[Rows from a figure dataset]
○ ○ ○ ○

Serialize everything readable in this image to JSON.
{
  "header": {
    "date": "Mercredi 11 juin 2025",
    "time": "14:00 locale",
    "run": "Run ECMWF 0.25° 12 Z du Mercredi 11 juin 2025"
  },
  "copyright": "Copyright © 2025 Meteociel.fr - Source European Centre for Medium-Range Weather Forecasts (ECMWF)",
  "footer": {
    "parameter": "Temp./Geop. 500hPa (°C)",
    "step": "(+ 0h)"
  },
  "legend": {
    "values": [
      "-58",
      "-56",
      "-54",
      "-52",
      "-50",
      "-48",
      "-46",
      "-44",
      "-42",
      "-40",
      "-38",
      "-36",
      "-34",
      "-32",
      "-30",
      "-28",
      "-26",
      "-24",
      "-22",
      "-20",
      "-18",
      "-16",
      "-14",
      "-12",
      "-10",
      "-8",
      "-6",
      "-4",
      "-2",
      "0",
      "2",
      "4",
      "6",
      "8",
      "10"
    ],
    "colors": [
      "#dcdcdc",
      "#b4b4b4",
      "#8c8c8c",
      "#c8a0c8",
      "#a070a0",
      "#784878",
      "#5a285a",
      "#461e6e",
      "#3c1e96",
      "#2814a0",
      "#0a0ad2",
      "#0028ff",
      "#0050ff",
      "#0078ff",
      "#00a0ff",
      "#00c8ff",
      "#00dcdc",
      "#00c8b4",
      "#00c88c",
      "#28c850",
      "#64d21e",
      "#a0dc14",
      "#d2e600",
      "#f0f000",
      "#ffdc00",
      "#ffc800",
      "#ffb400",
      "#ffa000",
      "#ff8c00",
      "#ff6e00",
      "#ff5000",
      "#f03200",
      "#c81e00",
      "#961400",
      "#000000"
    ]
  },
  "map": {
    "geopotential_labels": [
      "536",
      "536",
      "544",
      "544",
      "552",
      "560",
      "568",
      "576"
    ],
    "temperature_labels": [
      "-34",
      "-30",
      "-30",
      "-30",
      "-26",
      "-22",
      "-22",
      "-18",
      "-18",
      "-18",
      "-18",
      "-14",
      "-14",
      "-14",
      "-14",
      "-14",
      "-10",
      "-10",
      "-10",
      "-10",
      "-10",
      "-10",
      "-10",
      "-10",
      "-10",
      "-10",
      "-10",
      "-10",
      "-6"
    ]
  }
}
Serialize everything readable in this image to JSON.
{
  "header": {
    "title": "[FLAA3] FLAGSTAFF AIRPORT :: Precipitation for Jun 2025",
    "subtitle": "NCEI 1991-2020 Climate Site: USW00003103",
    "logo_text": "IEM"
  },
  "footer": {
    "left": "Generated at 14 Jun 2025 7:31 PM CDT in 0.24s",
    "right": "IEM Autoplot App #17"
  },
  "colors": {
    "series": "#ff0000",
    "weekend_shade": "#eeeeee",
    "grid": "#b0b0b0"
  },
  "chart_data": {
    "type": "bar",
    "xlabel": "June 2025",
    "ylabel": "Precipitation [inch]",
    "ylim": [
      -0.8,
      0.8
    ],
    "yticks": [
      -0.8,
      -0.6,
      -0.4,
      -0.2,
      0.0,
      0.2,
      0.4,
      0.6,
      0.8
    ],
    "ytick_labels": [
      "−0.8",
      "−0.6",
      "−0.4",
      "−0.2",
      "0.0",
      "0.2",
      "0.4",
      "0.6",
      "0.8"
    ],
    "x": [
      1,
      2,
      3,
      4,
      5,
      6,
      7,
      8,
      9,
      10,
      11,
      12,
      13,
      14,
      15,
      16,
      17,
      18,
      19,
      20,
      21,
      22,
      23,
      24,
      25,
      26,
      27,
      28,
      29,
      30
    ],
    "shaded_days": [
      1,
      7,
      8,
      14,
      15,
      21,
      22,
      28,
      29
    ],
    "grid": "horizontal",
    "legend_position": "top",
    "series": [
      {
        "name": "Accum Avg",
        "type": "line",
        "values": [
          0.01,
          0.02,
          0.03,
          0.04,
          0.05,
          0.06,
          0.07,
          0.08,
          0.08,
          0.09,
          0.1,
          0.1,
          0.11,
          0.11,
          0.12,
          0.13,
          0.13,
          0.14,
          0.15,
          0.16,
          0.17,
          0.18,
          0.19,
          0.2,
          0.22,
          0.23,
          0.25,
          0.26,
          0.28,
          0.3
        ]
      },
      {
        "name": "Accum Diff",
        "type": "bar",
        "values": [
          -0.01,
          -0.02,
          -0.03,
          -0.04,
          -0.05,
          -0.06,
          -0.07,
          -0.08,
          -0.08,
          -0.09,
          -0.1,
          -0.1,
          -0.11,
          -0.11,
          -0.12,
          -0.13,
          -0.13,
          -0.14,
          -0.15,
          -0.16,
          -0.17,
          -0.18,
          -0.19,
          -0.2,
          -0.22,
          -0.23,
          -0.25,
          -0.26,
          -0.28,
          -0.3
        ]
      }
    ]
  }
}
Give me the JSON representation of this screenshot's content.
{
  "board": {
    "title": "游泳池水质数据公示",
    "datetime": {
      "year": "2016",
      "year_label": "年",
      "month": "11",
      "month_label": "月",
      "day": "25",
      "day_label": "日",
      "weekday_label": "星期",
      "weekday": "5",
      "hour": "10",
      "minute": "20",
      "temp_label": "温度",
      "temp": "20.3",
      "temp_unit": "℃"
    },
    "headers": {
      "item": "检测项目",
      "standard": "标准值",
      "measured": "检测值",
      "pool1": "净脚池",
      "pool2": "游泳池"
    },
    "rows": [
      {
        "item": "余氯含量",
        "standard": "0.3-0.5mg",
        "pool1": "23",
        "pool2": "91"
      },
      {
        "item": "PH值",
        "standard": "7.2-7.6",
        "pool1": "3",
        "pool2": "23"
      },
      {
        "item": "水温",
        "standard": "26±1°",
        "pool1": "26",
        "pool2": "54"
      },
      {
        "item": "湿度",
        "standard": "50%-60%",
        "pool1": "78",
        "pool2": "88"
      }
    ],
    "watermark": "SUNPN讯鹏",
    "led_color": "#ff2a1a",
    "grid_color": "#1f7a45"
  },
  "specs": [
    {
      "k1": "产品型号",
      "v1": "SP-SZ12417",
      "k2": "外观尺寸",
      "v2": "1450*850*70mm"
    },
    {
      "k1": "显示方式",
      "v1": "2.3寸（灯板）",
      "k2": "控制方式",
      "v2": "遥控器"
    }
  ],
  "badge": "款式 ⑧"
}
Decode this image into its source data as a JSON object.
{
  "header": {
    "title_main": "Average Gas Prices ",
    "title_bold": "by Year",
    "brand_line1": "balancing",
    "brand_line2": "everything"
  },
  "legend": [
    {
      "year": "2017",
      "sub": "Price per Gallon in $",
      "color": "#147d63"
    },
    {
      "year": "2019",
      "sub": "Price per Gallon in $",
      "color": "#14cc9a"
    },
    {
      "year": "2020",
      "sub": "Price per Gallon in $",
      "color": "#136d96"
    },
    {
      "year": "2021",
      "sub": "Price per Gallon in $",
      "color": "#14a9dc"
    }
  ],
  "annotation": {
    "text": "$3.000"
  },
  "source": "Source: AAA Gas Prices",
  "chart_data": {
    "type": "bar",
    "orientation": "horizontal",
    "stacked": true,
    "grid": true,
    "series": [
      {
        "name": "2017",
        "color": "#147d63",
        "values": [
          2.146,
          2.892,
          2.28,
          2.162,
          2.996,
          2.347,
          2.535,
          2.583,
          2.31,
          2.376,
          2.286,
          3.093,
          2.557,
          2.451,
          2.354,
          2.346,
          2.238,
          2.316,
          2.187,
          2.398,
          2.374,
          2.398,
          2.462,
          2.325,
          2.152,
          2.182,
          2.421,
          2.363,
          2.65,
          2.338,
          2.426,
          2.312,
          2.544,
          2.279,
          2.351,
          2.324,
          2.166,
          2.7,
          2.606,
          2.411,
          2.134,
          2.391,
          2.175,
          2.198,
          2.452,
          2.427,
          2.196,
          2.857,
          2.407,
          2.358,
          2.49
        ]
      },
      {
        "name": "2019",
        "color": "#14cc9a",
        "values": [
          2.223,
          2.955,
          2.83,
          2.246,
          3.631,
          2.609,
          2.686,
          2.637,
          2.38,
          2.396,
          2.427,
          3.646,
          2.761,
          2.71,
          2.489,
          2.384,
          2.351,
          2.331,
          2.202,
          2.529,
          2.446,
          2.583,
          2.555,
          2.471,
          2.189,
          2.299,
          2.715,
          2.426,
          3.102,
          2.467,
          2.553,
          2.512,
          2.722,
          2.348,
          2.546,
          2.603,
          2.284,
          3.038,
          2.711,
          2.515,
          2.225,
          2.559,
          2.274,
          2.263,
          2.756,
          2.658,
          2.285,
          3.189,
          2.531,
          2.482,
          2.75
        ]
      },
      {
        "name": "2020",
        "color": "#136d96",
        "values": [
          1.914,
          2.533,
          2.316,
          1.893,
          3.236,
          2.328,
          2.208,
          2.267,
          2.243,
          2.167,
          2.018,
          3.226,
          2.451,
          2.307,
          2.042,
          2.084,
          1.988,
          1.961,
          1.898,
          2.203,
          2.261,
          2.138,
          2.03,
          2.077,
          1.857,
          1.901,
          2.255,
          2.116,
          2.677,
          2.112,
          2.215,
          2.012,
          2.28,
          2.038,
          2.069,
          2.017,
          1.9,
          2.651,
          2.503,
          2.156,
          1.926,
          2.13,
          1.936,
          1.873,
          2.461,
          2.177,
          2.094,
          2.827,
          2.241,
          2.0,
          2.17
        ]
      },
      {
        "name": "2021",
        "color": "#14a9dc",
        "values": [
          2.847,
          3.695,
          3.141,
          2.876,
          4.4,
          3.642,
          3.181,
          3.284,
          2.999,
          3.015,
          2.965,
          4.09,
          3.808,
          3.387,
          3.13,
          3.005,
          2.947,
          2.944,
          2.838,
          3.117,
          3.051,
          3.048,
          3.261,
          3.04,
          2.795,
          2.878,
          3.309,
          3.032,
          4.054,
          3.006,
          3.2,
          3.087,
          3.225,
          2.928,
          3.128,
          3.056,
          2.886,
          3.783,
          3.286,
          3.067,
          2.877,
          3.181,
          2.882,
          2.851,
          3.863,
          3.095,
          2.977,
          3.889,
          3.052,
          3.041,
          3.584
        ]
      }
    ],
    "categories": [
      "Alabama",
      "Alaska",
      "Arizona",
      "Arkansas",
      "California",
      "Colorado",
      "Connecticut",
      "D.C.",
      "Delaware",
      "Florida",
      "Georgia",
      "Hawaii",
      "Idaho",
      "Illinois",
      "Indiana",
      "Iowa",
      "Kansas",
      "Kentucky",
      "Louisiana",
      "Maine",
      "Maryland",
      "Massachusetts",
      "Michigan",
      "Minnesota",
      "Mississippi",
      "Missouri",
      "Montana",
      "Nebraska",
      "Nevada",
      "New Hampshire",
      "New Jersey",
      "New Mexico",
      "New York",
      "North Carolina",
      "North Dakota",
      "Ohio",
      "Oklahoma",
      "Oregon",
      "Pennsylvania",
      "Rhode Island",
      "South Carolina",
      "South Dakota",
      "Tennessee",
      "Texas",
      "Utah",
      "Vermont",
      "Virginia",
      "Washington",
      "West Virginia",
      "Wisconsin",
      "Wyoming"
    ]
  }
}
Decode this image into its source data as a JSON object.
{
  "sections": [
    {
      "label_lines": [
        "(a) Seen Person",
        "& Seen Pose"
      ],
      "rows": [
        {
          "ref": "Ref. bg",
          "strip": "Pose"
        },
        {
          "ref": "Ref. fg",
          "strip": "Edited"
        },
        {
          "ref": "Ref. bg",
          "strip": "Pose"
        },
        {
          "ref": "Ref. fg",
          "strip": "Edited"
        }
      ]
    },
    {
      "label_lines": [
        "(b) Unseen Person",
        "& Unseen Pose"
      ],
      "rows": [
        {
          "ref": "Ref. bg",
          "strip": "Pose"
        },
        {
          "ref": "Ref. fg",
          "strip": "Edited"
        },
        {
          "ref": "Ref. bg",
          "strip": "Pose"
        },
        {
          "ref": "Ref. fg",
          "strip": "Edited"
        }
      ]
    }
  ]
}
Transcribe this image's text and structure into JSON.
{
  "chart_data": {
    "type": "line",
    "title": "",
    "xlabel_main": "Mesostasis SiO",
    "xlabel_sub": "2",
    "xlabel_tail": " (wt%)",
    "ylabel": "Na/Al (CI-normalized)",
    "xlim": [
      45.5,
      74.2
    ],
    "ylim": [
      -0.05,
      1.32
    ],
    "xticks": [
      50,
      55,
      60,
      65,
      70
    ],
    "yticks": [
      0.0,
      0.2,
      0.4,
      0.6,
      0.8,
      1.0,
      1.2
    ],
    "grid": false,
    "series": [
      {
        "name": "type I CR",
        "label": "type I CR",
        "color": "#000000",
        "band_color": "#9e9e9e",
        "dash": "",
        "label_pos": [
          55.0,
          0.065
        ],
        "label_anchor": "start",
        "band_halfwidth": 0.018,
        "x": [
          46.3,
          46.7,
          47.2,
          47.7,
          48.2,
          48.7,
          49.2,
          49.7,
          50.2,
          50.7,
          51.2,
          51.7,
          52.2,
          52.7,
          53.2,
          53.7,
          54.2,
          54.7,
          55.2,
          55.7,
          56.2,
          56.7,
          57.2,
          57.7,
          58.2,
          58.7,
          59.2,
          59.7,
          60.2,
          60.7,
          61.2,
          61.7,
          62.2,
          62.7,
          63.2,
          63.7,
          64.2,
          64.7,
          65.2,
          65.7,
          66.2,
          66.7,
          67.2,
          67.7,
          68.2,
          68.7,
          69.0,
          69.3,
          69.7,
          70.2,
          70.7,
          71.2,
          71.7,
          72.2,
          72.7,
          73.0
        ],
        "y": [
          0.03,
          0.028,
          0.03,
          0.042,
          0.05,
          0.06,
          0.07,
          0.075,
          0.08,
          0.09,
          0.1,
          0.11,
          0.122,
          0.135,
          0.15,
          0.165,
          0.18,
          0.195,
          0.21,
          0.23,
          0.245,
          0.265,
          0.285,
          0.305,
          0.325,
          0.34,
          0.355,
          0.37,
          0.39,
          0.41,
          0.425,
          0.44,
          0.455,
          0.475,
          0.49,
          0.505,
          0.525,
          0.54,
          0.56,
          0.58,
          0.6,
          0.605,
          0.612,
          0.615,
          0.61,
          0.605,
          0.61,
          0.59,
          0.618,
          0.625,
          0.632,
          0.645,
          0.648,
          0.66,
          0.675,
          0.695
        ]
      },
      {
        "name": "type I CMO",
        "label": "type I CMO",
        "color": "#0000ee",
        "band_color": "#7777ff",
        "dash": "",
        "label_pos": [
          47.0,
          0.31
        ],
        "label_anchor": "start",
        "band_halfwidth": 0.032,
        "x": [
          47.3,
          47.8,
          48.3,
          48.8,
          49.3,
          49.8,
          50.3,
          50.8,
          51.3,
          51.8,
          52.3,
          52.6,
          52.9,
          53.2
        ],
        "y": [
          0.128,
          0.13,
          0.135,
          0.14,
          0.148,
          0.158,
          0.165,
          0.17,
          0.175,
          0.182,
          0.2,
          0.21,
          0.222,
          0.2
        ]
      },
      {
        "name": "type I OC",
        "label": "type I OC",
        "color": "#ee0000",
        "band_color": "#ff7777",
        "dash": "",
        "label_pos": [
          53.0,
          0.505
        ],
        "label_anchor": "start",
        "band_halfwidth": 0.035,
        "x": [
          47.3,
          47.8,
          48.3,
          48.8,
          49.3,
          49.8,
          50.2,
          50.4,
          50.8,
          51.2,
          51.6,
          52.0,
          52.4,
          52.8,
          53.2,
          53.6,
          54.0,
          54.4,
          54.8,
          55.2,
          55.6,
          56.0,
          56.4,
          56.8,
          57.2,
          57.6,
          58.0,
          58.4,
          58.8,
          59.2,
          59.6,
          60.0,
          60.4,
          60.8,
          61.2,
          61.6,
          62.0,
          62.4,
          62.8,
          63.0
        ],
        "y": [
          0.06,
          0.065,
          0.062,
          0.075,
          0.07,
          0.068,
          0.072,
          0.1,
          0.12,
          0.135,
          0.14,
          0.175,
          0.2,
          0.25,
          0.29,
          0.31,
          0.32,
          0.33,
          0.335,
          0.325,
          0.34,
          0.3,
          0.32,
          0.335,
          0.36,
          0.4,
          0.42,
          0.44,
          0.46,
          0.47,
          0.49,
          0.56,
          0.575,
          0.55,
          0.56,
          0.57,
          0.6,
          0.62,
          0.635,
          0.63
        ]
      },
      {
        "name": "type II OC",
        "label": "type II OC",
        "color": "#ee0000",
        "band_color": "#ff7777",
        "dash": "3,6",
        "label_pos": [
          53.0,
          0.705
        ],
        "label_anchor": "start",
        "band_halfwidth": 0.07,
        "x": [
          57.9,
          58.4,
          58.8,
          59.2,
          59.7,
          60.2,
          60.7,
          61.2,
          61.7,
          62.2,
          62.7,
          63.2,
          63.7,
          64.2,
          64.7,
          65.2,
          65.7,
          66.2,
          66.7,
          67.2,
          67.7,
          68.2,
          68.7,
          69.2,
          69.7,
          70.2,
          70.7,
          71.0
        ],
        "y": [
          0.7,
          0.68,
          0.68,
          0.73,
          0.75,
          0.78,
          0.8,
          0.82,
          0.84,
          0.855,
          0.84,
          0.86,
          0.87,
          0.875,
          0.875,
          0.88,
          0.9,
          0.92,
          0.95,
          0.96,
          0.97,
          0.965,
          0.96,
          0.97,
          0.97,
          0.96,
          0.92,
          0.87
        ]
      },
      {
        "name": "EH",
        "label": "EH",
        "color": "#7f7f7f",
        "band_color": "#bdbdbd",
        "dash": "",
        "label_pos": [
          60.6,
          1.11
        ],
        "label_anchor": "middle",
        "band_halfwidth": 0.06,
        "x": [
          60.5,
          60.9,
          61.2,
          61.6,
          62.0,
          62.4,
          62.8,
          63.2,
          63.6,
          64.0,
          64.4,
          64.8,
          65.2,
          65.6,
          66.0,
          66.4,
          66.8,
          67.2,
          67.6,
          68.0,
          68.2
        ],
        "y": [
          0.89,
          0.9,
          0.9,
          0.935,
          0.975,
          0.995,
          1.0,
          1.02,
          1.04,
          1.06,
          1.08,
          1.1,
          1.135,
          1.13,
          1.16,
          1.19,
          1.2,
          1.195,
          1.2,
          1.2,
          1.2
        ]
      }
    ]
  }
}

○ ○ ○ ○

Instructions for the task:
Copy out every line in the listing where the word "ECMWF" appears.

Response below:
    "run": "Run ECMWF 0.25° 12 Z du Mercredi 11 juin 2025"
  "copyright": "Copyright © 2025 Meteociel.fr - Source European Centre for Medium-Range Weather Forecasts (ECMWF)",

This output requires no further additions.